**Task to complete:**
Where a line holds the string "arrested", return that line.

==== Input for this task

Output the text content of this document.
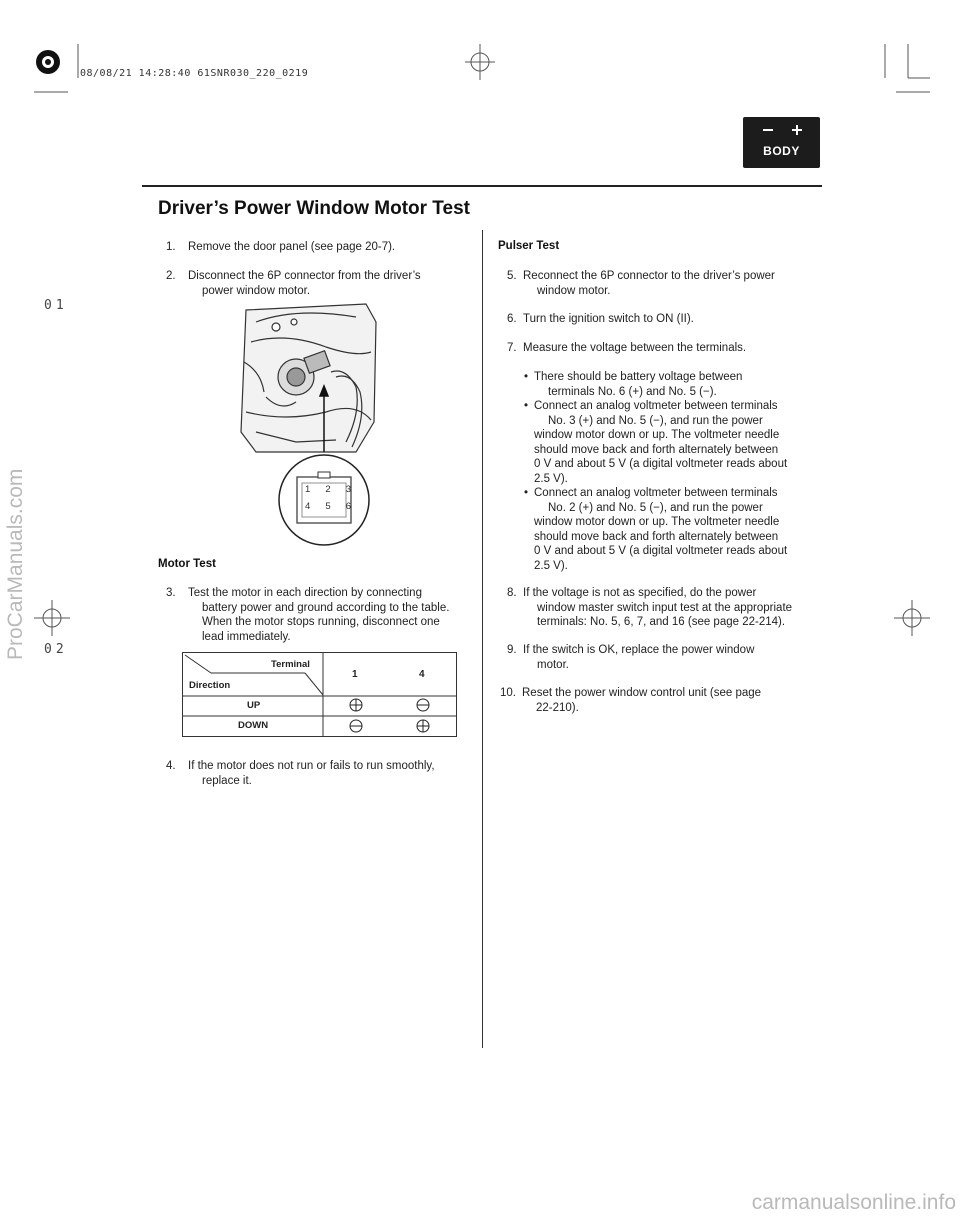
08/08/21 14:28:40 61SNR030_220_0219
01
02
ProCarManuals.com
carmanualsonline.info
BODY
Driver’s Power Window Motor Test
1. Remove the door panel (see page 20-7).
2. Disconnect the 6P connector from the driver’s
power window motor.
1 2 3
4 5 6
Motor Test
3. Test the motor in each direction by connecting
battery power and ground according to the table.
When the motor stops running, disconnect one
lead immediately.
Terminal
Direction
1	4
UP
DOWN
4. If the motor does not run or fails to run smoothly,
replace it.
Pulser Test
5. Reconnect the 6P connector to the driver’s power
window motor.
6. Turn the ignition switch to ON (II).
7. Measure the voltage between the terminals.
• There should be battery voltage between
terminals No. 6 (+) and No. 5 (−).
• Connect an analog voltmeter between terminals
No. 3 (+) and No. 5 (−), and run the power
window motor down or up. The voltmeter needle
should move back and forth alternately between
0 V and about 5 V (a digital voltmeter reads about
2.5 V).
• Connect an analog voltmeter between terminals
No. 2 (+) and No. 5 (−), and run the power
window motor down or up. The voltmeter needle
should move back and forth alternately between
0 V and about 5 V (a digital voltmeter reads about
2.5 V).
8. If the voltage is not as specified, do the power
window master switch input test at the appropriate
terminals: No. 5, 6, 7, and 16 (see page 22-214).
9. If the switch is OK, replace the power window
motor.
10. Reset the power window control unit (see page
22-210).
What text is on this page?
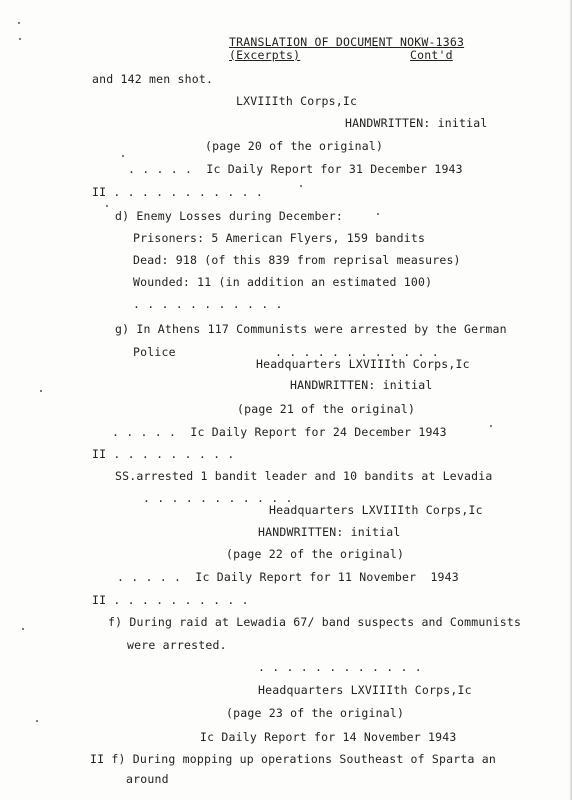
TRANSLATION OF DOCUMENT NOKW-1363
(Excerpts)	Cont'd
and 142 men shot.
LXVIIIth Corps,Ic
HANDWRITTEN: initial
(page 20 of the original)
. . . . .  Ic Daily Report for 31 December 1943
II . . . . . . . . . . .
d) Enemy Losses during December:
Prisoners: 5 American Flyers, 159 bandits
Dead: 918 (of this 839 from reprisal measures)
Wounded: 11 (in addition an estimated 100)
. . . . . . . . . . .
g) In Athens 117 Communists were arrested by the German
Police	. . . . . . . . . . . .
Headquarters LXVIIIth Corps,Ic
HANDWRITTEN: initial
(page 21 of the original)
. . . . .  Ic Daily Report for 24 December 1943
II . . . . . . . . .
SS.arrested 1 bandit leader and 10 bandits at Levadia
. . . . . . . . . . .
Headquarters LXVIIIth Corps,Ic
HANDWRITTEN: initial
(page 22 of the original)
. . . . .  Ic Daily Report for 11 November  1943
II . . . . . . . . . .
f) During raid at Lewadia 67/ band suspects and Communists
were arrested.
. . . . . . . . . . . .
Headquarters LXVIIIth Corps,Ic
(page 23 of the original)
Ic Daily Report for 14 November 1943
II f) During mopping up operations Southeast of Sparta an
around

========

**Result for this task:**
g) In Athens 117 Communists were arrested by the German
SS.arrested 1 bandit leader and 10 bandits at Levadia
were arrested.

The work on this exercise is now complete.